**Listed entries:**
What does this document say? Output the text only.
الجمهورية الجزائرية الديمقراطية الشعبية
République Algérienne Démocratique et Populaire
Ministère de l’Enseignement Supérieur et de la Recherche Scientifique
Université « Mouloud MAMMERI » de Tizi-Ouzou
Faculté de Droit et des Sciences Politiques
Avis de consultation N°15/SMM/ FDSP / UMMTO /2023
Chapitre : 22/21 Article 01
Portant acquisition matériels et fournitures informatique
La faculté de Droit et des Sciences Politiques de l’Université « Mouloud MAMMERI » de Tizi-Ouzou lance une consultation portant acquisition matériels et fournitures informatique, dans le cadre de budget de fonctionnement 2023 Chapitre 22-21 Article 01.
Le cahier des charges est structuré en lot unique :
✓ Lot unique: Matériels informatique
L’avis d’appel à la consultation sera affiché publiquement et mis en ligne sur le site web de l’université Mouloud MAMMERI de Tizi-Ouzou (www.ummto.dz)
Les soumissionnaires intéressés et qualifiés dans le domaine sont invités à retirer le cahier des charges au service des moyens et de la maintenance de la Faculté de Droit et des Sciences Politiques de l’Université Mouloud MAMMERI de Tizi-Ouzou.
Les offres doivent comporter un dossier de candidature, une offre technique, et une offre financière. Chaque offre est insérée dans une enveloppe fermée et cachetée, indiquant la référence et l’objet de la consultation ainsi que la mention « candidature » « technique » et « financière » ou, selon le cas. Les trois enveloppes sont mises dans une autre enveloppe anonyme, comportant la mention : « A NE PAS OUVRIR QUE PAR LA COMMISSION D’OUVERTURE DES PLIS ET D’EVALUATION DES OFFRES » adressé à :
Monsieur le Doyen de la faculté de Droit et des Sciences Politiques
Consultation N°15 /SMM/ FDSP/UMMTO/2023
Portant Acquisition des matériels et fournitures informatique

**What the task asks:** Pick out the lines containing the word "cahier" and show them.

**Answer below:**
Le cahier des charges est structuré en lot unique :
Les soumissionnaires intéressés et qualifiés dans le domaine sont invités à retirer le cahier des charges au service des moyens et de la maintenance de la Faculté de Droit et des Sciences Politiques de l’Université Mouloud MAMMERI de Tizi-Ouzou.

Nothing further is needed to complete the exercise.